— Begin —

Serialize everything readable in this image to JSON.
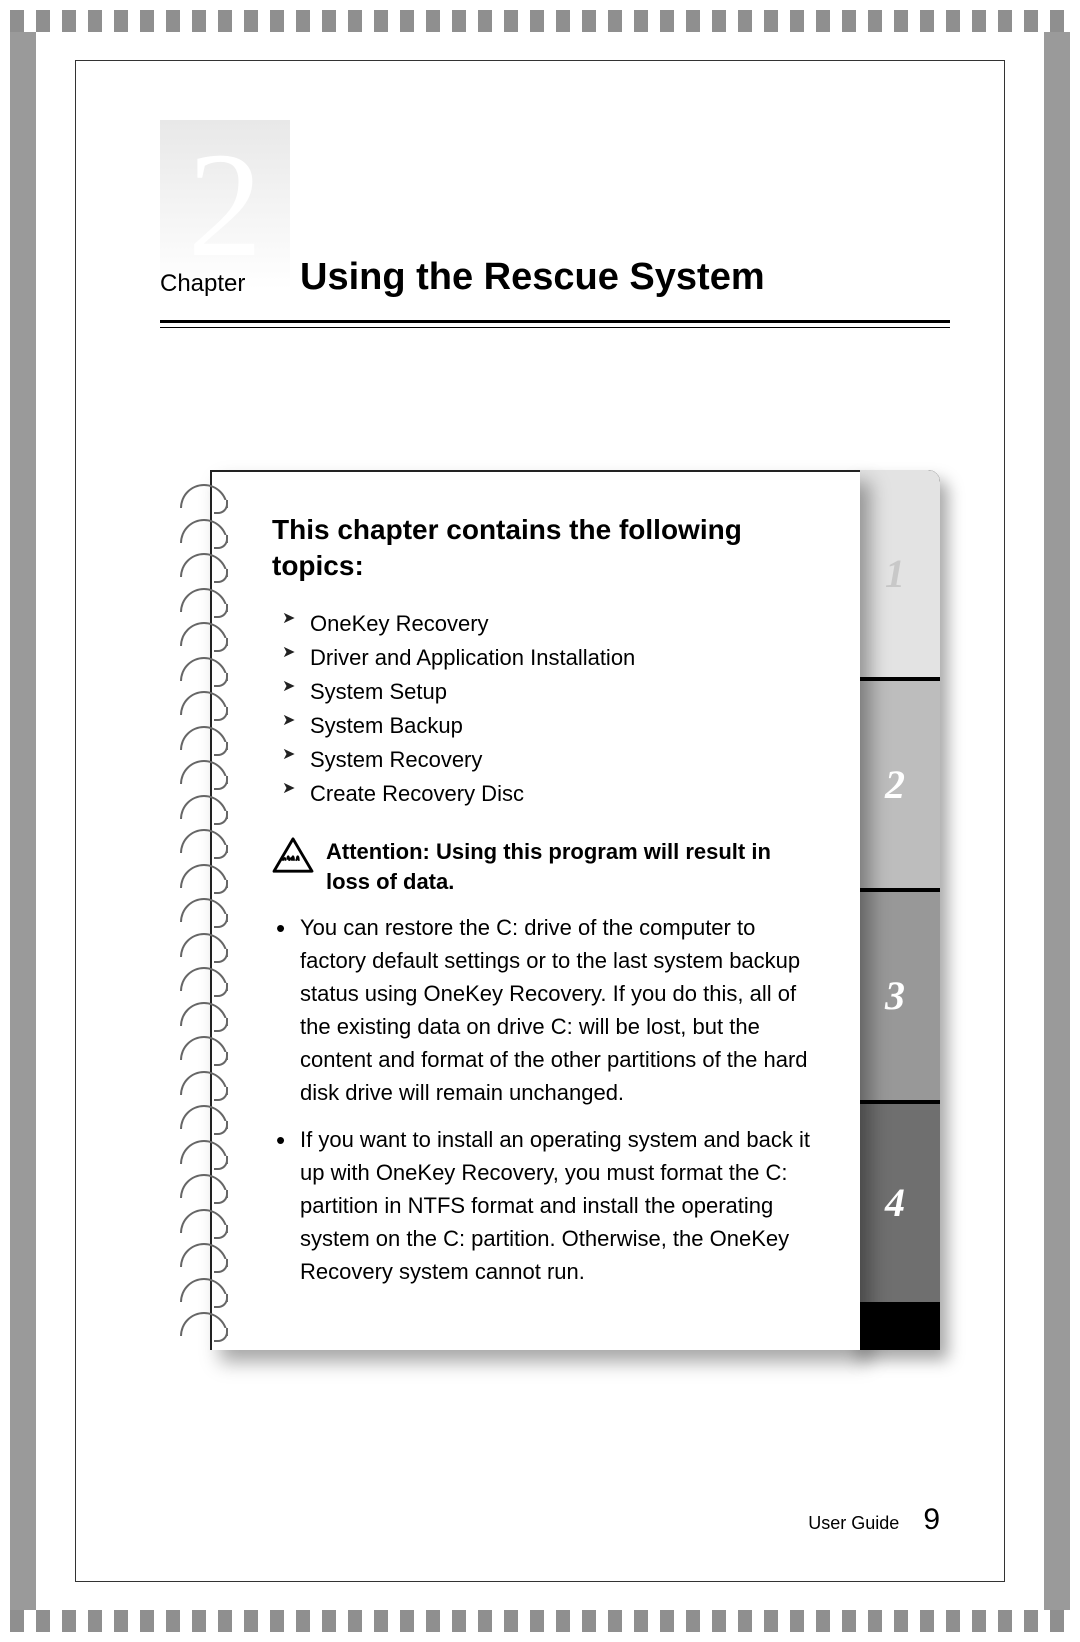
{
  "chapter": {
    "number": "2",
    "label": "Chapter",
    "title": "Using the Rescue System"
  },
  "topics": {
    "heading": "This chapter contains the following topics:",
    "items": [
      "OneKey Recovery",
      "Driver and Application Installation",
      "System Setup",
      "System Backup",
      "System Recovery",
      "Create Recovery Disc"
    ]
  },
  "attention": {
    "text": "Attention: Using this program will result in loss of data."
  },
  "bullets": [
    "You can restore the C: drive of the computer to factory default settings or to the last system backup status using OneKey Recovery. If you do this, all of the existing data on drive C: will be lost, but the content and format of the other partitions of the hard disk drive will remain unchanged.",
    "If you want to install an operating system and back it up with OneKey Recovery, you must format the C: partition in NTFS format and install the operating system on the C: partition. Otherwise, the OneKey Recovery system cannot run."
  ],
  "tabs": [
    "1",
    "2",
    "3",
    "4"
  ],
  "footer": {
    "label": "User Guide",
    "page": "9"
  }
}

— End —

SHORT PROBLEM -
Copy the data exactly. Any picture it contains is to be omitted.

EXERCISE RESPONSE -
Serialize everything readable in this image to JSON.
{
  "chapter": {
    "number": "2",
    "label": "Chapter",
    "title": "Using the Rescue System"
  },
  "topics": {
    "heading": "This chapter contains the following topics:",
    "items": [
      "OneKey Recovery",
      "Driver and Application Installation",
      "System Setup",
      "System Backup",
      "System Recovery",
      "Create Recovery Disc"
    ]
  },
  "attention": {
    "text": "Attention: Using this program will result in loss of data."
  },
  "bullets": [
    "You can restore the C: drive of the computer to factory default settings or to the last system backup status using OneKey Recovery. If you do this, all of the existing data on drive C: will be lost, but the content and format of the other partitions of the hard disk drive will remain unchanged.",
    "If you want to install an operating system and back it up with OneKey Recovery, you must format the C: partition in NTFS format and install the operating system on the C: partition. Otherwise, the OneKey Recovery system cannot run."
  ],
  "tabs": [
    "1",
    "2",
    "3",
    "4"
  ],
  "footer": {
    "label": "User Guide",
    "page": "9"
  }
}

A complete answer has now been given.